◆ **Dataset excerpts**
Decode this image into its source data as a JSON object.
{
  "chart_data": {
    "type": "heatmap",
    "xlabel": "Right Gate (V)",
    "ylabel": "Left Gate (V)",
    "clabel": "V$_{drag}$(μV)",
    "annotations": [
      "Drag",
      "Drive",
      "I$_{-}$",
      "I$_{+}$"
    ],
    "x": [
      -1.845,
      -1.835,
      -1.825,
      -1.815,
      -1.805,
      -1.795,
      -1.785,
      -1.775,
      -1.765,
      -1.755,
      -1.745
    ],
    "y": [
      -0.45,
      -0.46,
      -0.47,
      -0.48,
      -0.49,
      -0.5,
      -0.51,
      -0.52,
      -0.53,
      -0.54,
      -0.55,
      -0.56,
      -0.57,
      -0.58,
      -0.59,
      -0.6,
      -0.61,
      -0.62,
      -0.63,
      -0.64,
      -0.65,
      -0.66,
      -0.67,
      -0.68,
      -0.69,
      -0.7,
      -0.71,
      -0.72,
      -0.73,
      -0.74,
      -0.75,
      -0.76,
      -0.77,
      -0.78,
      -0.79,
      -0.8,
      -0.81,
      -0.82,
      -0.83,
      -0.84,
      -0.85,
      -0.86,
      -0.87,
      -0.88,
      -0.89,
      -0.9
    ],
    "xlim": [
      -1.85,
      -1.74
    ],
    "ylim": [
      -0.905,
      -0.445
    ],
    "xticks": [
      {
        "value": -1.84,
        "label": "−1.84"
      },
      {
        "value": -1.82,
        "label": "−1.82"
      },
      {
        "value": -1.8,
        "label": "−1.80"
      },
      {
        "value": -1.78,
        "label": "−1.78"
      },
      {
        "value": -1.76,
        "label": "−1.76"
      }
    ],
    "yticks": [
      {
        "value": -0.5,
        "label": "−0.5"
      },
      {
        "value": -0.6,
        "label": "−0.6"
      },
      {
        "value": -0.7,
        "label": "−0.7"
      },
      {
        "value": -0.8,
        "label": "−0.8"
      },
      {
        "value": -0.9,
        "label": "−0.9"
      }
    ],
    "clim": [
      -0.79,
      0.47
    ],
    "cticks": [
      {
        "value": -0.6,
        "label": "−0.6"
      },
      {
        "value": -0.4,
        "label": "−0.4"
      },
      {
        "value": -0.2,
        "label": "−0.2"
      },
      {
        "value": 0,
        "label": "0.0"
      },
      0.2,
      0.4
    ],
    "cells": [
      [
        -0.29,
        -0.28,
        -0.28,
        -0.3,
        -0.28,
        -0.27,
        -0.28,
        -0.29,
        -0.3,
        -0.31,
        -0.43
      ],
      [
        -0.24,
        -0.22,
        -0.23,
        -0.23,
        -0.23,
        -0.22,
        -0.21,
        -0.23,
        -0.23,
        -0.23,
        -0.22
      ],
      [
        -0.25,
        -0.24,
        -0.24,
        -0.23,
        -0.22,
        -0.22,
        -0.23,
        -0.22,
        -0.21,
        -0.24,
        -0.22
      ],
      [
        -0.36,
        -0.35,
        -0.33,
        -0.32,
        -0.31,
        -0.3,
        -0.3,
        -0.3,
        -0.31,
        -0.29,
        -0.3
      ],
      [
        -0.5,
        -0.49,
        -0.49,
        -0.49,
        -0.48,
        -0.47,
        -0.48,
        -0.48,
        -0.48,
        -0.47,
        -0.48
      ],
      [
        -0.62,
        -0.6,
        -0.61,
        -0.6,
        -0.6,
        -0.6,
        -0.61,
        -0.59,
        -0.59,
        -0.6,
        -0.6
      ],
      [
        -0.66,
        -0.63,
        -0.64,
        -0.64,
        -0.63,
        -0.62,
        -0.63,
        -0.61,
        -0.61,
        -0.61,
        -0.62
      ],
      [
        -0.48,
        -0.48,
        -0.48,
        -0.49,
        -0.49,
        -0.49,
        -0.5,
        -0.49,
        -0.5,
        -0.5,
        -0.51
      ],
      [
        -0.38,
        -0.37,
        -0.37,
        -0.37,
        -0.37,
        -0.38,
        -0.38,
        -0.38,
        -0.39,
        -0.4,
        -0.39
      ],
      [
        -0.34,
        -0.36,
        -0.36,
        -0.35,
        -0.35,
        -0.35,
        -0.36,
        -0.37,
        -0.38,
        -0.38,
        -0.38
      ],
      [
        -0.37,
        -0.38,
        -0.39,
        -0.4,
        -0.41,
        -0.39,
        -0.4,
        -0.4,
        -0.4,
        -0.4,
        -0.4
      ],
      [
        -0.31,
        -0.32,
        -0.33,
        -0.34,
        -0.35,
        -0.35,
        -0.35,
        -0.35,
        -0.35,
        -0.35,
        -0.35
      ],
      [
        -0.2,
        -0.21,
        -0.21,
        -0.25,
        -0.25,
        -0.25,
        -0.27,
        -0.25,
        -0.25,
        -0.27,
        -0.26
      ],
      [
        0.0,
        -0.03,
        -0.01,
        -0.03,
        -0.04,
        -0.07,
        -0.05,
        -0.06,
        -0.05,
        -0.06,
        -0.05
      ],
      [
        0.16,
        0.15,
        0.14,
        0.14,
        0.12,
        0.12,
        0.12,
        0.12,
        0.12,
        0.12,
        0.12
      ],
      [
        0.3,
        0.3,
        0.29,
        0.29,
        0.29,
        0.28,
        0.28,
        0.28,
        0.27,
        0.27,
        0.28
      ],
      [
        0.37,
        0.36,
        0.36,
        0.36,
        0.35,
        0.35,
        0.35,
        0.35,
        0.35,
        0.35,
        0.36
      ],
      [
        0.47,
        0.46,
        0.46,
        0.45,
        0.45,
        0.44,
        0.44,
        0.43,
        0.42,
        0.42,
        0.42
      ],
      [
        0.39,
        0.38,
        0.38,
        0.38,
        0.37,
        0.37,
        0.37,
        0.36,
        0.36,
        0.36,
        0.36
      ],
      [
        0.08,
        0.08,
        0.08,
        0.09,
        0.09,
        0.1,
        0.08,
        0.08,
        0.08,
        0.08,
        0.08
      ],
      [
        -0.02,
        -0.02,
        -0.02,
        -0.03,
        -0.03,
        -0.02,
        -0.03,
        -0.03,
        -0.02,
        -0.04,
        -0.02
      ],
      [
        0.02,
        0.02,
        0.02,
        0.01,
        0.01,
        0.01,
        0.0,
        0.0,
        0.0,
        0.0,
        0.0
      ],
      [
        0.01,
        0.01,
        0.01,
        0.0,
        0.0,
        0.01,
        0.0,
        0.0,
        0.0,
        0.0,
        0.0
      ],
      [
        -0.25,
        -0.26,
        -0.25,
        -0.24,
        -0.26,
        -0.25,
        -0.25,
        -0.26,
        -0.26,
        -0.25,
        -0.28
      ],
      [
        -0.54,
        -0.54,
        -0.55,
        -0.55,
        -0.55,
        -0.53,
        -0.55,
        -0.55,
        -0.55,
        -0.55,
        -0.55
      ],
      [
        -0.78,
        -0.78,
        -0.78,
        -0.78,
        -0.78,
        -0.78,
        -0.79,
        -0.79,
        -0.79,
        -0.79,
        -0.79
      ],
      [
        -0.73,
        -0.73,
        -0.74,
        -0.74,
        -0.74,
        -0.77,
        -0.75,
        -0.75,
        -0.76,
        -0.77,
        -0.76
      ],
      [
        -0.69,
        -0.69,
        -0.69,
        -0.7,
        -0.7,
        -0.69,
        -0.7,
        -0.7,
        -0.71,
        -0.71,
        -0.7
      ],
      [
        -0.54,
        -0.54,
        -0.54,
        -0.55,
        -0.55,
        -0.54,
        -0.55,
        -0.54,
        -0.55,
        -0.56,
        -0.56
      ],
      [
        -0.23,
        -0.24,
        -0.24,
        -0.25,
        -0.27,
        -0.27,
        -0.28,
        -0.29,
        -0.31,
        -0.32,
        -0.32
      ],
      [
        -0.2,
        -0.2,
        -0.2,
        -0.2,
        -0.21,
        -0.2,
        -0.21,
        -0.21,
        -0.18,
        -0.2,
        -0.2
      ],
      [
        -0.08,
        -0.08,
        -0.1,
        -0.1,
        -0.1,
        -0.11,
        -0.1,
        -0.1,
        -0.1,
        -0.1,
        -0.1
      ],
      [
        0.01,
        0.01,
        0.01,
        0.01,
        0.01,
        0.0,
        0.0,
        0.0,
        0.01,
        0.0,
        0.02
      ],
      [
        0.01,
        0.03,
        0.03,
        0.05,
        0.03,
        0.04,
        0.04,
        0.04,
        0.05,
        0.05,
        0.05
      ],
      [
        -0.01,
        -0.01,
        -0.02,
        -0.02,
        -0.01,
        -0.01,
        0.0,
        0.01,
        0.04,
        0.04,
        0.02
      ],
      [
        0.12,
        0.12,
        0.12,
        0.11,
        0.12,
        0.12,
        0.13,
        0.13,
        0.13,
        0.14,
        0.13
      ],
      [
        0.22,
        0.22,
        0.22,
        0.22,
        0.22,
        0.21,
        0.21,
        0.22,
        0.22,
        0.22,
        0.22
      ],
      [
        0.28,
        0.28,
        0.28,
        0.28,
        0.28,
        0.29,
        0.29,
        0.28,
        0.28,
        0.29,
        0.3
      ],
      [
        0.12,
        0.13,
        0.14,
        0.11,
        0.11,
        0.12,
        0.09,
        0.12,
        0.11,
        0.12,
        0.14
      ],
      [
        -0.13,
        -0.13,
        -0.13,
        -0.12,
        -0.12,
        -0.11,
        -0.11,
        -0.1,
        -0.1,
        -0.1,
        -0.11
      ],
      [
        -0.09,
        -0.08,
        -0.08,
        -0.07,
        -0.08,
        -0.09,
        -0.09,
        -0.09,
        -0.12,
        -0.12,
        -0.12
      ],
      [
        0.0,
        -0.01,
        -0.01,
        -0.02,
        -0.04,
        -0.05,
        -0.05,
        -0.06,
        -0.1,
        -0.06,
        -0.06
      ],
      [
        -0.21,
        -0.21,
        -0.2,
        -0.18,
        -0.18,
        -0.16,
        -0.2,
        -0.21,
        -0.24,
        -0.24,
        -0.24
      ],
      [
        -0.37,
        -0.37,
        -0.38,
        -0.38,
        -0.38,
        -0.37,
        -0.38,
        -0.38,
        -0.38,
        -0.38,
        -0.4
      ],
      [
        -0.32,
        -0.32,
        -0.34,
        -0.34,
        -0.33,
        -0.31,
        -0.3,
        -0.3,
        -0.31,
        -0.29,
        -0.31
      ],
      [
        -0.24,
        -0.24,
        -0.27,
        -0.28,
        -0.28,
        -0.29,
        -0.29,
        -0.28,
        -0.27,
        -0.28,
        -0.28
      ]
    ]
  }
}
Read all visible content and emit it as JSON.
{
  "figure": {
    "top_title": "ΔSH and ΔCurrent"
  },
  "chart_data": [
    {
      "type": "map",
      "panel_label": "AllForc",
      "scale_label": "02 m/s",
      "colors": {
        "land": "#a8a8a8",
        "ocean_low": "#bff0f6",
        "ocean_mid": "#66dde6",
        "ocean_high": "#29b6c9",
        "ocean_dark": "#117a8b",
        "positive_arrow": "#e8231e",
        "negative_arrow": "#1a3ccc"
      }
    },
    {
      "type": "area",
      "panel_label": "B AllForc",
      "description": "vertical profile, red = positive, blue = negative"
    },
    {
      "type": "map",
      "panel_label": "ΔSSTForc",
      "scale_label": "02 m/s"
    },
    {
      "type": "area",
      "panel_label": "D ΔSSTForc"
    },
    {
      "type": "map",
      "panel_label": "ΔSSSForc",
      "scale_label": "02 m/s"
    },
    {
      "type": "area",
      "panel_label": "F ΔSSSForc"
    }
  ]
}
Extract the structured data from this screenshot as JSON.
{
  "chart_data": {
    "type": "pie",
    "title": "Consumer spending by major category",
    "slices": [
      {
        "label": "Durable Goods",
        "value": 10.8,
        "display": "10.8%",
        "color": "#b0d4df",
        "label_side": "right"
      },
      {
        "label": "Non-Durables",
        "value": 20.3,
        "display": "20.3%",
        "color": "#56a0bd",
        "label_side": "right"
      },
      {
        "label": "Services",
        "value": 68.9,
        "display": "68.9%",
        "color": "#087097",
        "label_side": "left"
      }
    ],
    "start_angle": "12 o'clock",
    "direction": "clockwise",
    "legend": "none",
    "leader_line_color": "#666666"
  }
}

◆ **Set problem**
Gather every line containing the word "this" and copy it.

◆ **The result**
Decode this image into its source data as a JSON object.
Extract the structured data from this screenshot as JSON.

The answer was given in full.